DIRECTION:
Pick out every line that holds the string "right" and copy it.

======== EXTRACTED DATA

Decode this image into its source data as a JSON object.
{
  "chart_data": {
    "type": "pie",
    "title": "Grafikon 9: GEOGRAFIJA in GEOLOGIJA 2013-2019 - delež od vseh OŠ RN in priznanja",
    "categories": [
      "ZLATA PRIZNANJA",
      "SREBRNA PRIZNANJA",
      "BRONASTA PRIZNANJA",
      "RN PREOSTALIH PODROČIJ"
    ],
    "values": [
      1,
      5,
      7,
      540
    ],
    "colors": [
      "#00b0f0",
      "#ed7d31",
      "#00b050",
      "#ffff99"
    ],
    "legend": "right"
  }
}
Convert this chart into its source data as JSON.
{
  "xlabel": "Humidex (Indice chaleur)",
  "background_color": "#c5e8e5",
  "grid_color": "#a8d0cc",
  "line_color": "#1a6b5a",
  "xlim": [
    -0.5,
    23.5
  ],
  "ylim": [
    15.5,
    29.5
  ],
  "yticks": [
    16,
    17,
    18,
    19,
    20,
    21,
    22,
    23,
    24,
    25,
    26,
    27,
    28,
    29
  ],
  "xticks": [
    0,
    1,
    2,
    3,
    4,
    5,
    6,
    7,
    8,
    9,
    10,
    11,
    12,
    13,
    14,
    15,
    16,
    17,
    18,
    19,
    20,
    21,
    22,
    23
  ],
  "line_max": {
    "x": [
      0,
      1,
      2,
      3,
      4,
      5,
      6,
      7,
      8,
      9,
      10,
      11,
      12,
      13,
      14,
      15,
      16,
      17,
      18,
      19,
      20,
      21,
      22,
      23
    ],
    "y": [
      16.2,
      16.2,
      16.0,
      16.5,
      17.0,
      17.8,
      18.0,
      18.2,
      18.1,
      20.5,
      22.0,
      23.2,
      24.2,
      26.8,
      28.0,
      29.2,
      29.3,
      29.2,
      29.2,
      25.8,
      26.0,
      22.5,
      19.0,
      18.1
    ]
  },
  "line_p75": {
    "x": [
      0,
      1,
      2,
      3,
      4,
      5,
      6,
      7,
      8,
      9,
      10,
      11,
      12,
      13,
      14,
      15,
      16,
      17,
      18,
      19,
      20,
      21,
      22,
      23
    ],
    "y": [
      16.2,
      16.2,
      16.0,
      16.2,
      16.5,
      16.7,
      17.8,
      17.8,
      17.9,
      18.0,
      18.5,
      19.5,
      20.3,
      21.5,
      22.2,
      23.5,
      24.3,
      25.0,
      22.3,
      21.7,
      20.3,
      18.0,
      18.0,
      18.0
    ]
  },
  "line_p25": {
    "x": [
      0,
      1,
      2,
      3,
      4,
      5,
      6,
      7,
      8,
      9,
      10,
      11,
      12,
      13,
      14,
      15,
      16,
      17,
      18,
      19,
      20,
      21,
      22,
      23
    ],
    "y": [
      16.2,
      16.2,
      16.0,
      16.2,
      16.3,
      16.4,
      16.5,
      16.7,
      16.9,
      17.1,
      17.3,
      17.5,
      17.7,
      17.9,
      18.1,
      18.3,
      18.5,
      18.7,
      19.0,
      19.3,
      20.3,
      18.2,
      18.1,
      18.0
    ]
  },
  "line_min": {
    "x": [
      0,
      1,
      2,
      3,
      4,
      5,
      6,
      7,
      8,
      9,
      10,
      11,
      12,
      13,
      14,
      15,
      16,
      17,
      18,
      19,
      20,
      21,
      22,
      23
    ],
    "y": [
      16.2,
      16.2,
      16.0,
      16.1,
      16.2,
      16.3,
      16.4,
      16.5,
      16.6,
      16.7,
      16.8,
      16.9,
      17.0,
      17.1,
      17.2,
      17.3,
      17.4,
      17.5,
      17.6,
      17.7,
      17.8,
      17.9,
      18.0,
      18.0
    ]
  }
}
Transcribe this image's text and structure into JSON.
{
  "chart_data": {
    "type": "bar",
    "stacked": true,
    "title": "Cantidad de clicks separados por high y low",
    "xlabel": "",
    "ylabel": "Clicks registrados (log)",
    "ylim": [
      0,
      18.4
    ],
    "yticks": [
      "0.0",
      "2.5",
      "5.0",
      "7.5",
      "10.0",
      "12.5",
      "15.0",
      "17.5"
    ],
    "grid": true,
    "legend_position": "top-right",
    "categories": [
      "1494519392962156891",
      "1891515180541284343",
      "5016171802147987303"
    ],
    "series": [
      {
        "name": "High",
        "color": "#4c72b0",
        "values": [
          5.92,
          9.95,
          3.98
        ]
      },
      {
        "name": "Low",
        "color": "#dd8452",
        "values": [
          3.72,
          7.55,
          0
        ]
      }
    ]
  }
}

================

SOLVED PROBLEM:
    "legend": "right"
    "legend_position": "top-right",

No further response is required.